**Brief:**
All of the listing below must be repeated word for word. Pictures are the only thing to omit.

**Records shown:**
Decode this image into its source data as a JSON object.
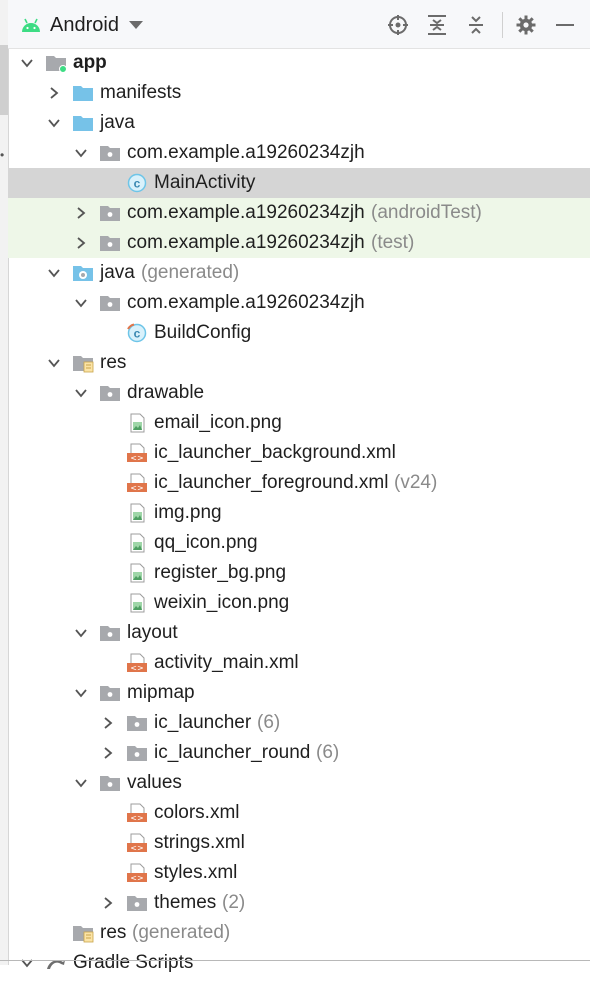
{
  "panel": {
    "view_label": "Android",
    "toolbar_icons": [
      "locate-icon",
      "expand-all-icon",
      "collapse-all-icon",
      "gear-icon",
      "minimize-icon"
    ]
  },
  "colors": {
    "folder_blue": "#76c2e8",
    "folder_gray": "#a7a9ad",
    "selected_row": "#d5d5d5",
    "test_row": "#eef7e8",
    "xml_orange": "#e0754a",
    "class_blue": "#6ec5e8",
    "android_green": "#3ddc84"
  },
  "tree": [
    {
      "indent": 0,
      "chevron": "down",
      "icon": "module-icon",
      "name": "app",
      "bold": true
    },
    {
      "indent": 1,
      "chevron": "right",
      "icon": "folder-blue-icon",
      "name": "manifests"
    },
    {
      "indent": 1,
      "chevron": "down",
      "icon": "folder-blue-icon",
      "name": "java"
    },
    {
      "indent": 2,
      "chevron": "down",
      "icon": "package-icon",
      "name": "com.example.a19260234zjh"
    },
    {
      "indent": 3,
      "chevron": "none",
      "icon": "class-icon",
      "name": "MainActivity",
      "state": "selected"
    },
    {
      "indent": 2,
      "chevron": "right",
      "icon": "package-icon",
      "name": "com.example.a19260234zjh",
      "hint": "(androidTest)",
      "state": "tested"
    },
    {
      "indent": 2,
      "chevron": "right",
      "icon": "package-icon",
      "name": "com.example.a19260234zjh",
      "hint": "(test)",
      "state": "tested"
    },
    {
      "indent": 1,
      "chevron": "down",
      "icon": "generated-folder-icon",
      "name": "java",
      "hint": "(generated)"
    },
    {
      "indent": 2,
      "chevron": "down",
      "icon": "package-icon",
      "name": "com.example.a19260234zjh"
    },
    {
      "indent": 3,
      "chevron": "none",
      "icon": "generated-class-icon",
      "name": "BuildConfig"
    },
    {
      "indent": 1,
      "chevron": "down",
      "icon": "res-folder-icon",
      "name": "res"
    },
    {
      "indent": 2,
      "chevron": "down",
      "icon": "package-icon",
      "name": "drawable"
    },
    {
      "indent": 3,
      "chevron": "none",
      "icon": "image-file-icon",
      "name": "email_icon.png"
    },
    {
      "indent": 3,
      "chevron": "none",
      "icon": "xml-file-icon",
      "name": "ic_launcher_background.xml"
    },
    {
      "indent": 3,
      "chevron": "none",
      "icon": "xml-file-icon",
      "name": "ic_launcher_foreground.xml",
      "hint": "(v24)"
    },
    {
      "indent": 3,
      "chevron": "none",
      "icon": "image-file-icon",
      "name": "img.png"
    },
    {
      "indent": 3,
      "chevron": "none",
      "icon": "image-file-icon",
      "name": "qq_icon.png"
    },
    {
      "indent": 3,
      "chevron": "none",
      "icon": "image-file-icon",
      "name": "register_bg.png"
    },
    {
      "indent": 3,
      "chevron": "none",
      "icon": "image-file-icon",
      "name": "weixin_icon.png"
    },
    {
      "indent": 2,
      "chevron": "down",
      "icon": "package-icon",
      "name": "layout"
    },
    {
      "indent": 3,
      "chevron": "none",
      "icon": "xml-file-icon",
      "name": "activity_main.xml"
    },
    {
      "indent": 2,
      "chevron": "down",
      "icon": "package-icon",
      "name": "mipmap"
    },
    {
      "indent": 3,
      "chevron": "right",
      "icon": "package-icon",
      "name": "ic_launcher",
      "hint": "(6)"
    },
    {
      "indent": 3,
      "chevron": "right",
      "icon": "package-icon",
      "name": "ic_launcher_round",
      "hint": "(6)"
    },
    {
      "indent": 2,
      "chevron": "down",
      "icon": "package-icon",
      "name": "values"
    },
    {
      "indent": 3,
      "chevron": "none",
      "icon": "xml-file-icon",
      "name": "colors.xml"
    },
    {
      "indent": 3,
      "chevron": "none",
      "icon": "xml-file-icon",
      "name": "strings.xml"
    },
    {
      "indent": 3,
      "chevron": "none",
      "icon": "xml-file-icon",
      "name": "styles.xml"
    },
    {
      "indent": 3,
      "chevron": "right",
      "icon": "package-icon",
      "name": "themes",
      "hint": "(2)"
    },
    {
      "indent": 1,
      "chevron": "none",
      "icon": "res-folder-icon",
      "name": "res",
      "hint": "(generated)"
    },
    {
      "indent": 0,
      "chevron": "down",
      "icon": "gradle-icon",
      "name": "Gradle Scripts"
    }
  ]
}
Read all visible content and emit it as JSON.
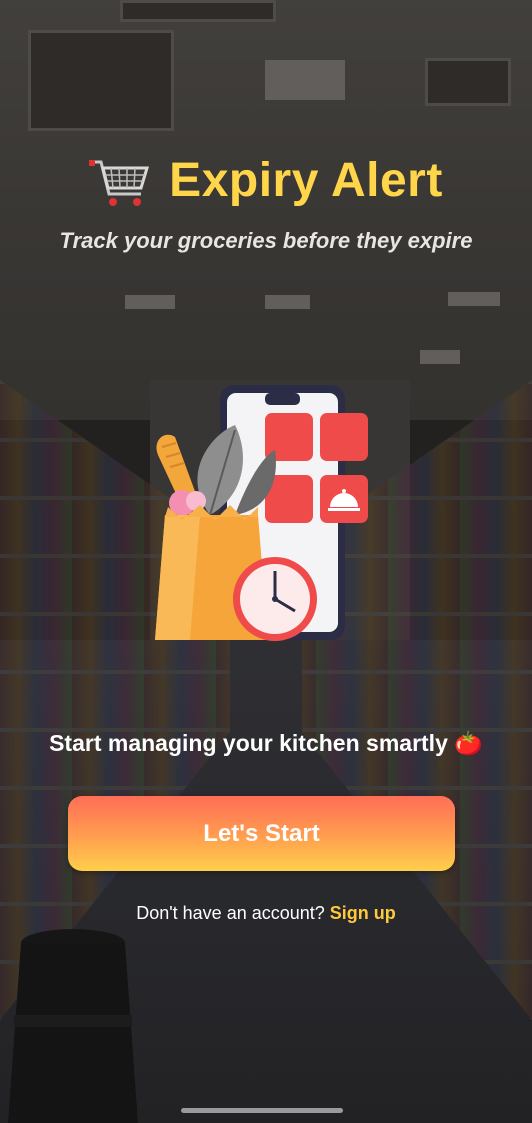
{
  "header": {
    "title": "Expiry Alert",
    "tagline": "Track your groceries before they expire"
  },
  "main": {
    "cta_text": "Start managing your kitchen smartly",
    "cta_emoji": "🍅",
    "start_button_label": "Let's Start"
  },
  "footer": {
    "signup_prompt": "Don't have an account?",
    "signup_link": "Sign up"
  },
  "colors": {
    "title": "#ffd54a",
    "signup_link": "#ffc93c",
    "button_gradient_top": "#ff6e57",
    "button_gradient_bottom": "#ffcf4a"
  },
  "icons": [
    "shopping-cart-icon",
    "grocery-phone-illustration",
    "clock-icon",
    "cloche-icon",
    "tomato-emoji"
  ]
}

**Output for this exercise:**
Decode this image into its source data as a JSON object.
{
  "panel": {
    "view_label": "Android",
    "toolbar_icons": [
      "locate-icon",
      "expand-all-icon",
      "collapse-all-icon",
      "gear-icon",
      "minimize-icon"
    ]
  },
  "colors": {
    "folder_blue": "#76c2e8",
    "folder_gray": "#a7a9ad",
    "selected_row": "#d5d5d5",
    "test_row": "#eef7e8",
    "xml_orange": "#e0754a",
    "class_blue": "#6ec5e8",
    "android_green": "#3ddc84"
  },
  "tree": [
    {
      "indent": 0,
      "chevron": "down",
      "icon": "module-icon",
      "name": "app",
      "bold": true
    },
    {
      "indent": 1,
      "chevron": "right",
      "icon": "folder-blue-icon",
      "name": "manifests"
    },
    {
      "indent": 1,
      "chevron": "down",
      "icon": "folder-blue-icon",
      "name": "java"
    },
    {
      "indent": 2,
      "chevron": "down",
      "icon": "package-icon",
      "name": "com.example.a19260234zjh"
    },
    {
      "indent": 3,
      "chevron": "none",
      "icon": "class-icon",
      "name": "MainActivity",
      "state": "selected"
    },
    {
      "indent": 2,
      "chevron": "right",
      "icon": "package-icon",
      "name": "com.example.a19260234zjh",
      "hint": "(androidTest)",
      "state": "tested"
    },
    {
      "indent": 2,
      "chevron": "right",
      "icon": "package-icon",
      "name": "com.example.a19260234zjh",
      "hint": "(test)",
      "state": "tested"
    },
    {
      "indent": 1,
      "chevron": "down",
      "icon": "generated-folder-icon",
      "name": "java",
      "hint": "(generated)"
    },
    {
      "indent": 2,
      "chevron": "down",
      "icon": "package-icon",
      "name": "com.example.a19260234zjh"
    },
    {
      "indent": 3,
      "chevron": "none",
      "icon": "generated-class-icon",
      "name": "BuildConfig"
    },
    {
      "indent": 1,
      "chevron": "down",
      "icon": "res-folder-icon",
      "name": "res"
    },
    {
      "indent": 2,
      "chevron": "down",
      "icon": "package-icon",
      "name": "drawable"
    },
    {
      "indent": 3,
      "chevron": "none",
      "icon": "image-file-icon",
      "name": "email_icon.png"
    },
    {
      "indent": 3,
      "chevron": "none",
      "icon": "xml-file-icon",
      "name": "ic_launcher_background.xml"
    },
    {
      "indent": 3,
      "chevron": "none",
      "icon": "xml-file-icon",
      "name": "ic_launcher_foreground.xml",
      "hint": "(v24)"
    },
    {
      "indent": 3,
      "chevron": "none",
      "icon": "image-file-icon",
      "name": "img.png"
    },
    {
      "indent": 3,
      "chevron": "none",
      "icon": "image-file-icon",
      "name": "qq_icon.png"
    },
    {
      "indent": 3,
      "chevron": "none",
      "icon": "image-file-icon",
      "name": "register_bg.png"
    },
    {
      "indent": 3,
      "chevron": "none",
      "icon": "image-file-icon",
      "name": "weixin_icon.png"
    },
    {
      "indent": 2,
      "chevron": "down",
      "icon": "package-icon",
      "name": "layout"
    },
    {
      "indent": 3,
      "chevron": "none",
      "icon": "xml-file-icon",
      "name": "activity_main.xml"
    },
    {
      "indent": 2,
      "chevron": "down",
      "icon": "package-icon",
      "name": "mipmap"
    },
    {
      "indent": 3,
      "chevron": "right",
      "icon": "package-icon",
      "name": "ic_launcher",
      "hint": "(6)"
    },
    {
      "indent": 3,
      "chevron": "right",
      "icon": "package-icon",
      "name": "ic_launcher_round",
      "hint": "(6)"
    },
    {
      "indent": 2,
      "chevron": "down",
      "icon": "package-icon",
      "name": "values"
    },
    {
      "indent": 3,
      "chevron": "none",
      "icon": "xml-file-icon",
      "name": "colors.xml"
    },
    {
      "indent": 3,
      "chevron": "none",
      "icon": "xml-file-icon",
      "name": "strings.xml"
    },
    {
      "indent": 3,
      "chevron": "none",
      "icon": "xml-file-icon",
      "name": "styles.xml"
    },
    {
      "indent": 3,
      "chevron": "right",
      "icon": "package-icon",
      "name": "themes",
      "hint": "(2)"
    },
    {
      "indent": 1,
      "chevron": "none",
      "icon": "res-folder-icon",
      "name": "res",
      "hint": "(generated)"
    },
    {
      "indent": 0,
      "chevron": "down",
      "icon": "gradle-icon",
      "name": "Gradle Scripts"
    }
  ]
}
Read all visible content and emit it as JSON.
{
  "header": {
    "title": "Expiry Alert",
    "tagline": "Track your groceries before they expire"
  },
  "main": {
    "cta_text": "Start managing your kitchen smartly",
    "cta_emoji": "🍅",
    "start_button_label": "Let's Start"
  },
  "footer": {
    "signup_prompt": "Don't have an account?",
    "signup_link": "Sign up"
  },
  "colors": {
    "title": "#ffd54a",
    "signup_link": "#ffc93c",
    "button_gradient_top": "#ff6e57",
    "button_gradient_bottom": "#ffcf4a"
  },
  "icons": [
    "shopping-cart-icon",
    "grocery-phone-illustration",
    "clock-icon",
    "cloche-icon",
    "tomato-emoji"
  ]
}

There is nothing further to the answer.